The exercise: Where the data below has the string "dzieło", return the whole line.

(Extracted data entries)

------------------------

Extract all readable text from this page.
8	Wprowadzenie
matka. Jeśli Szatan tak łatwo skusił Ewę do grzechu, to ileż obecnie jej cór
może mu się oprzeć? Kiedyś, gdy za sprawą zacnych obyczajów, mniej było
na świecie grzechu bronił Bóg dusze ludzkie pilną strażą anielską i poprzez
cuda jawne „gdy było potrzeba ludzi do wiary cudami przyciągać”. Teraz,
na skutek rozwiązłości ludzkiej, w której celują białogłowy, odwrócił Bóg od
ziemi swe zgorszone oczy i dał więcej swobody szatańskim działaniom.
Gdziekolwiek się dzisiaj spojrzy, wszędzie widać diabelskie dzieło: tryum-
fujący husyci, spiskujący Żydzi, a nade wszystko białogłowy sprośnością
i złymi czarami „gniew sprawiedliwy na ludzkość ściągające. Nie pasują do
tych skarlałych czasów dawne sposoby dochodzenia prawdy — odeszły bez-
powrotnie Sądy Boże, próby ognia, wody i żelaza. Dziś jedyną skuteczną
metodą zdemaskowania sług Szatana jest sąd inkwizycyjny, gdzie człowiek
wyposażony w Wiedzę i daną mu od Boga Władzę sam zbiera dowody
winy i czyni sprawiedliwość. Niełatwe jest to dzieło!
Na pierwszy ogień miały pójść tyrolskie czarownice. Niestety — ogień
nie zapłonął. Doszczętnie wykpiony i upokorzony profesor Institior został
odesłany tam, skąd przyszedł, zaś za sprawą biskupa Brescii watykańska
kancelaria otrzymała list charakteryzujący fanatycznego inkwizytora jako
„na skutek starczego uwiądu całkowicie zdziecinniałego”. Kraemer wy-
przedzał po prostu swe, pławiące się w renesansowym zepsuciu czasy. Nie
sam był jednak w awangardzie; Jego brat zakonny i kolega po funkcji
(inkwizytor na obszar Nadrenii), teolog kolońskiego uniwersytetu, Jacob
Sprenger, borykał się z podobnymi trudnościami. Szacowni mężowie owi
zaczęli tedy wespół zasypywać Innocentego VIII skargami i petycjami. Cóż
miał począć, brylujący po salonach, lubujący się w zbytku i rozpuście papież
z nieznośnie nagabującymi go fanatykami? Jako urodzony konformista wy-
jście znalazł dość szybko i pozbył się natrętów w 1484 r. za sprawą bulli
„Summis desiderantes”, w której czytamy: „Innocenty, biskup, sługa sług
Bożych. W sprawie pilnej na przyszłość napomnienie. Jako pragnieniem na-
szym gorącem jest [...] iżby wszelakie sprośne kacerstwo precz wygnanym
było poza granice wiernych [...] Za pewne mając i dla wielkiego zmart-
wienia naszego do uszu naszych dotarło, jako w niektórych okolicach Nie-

------------------------

Result:
Gdziekolwiek się dzisiaj spojrzy, wszędzie widać diabelskie dzieło: tryum-
winy i czyni sprawiedliwość. Niełatwe jest to dzieło!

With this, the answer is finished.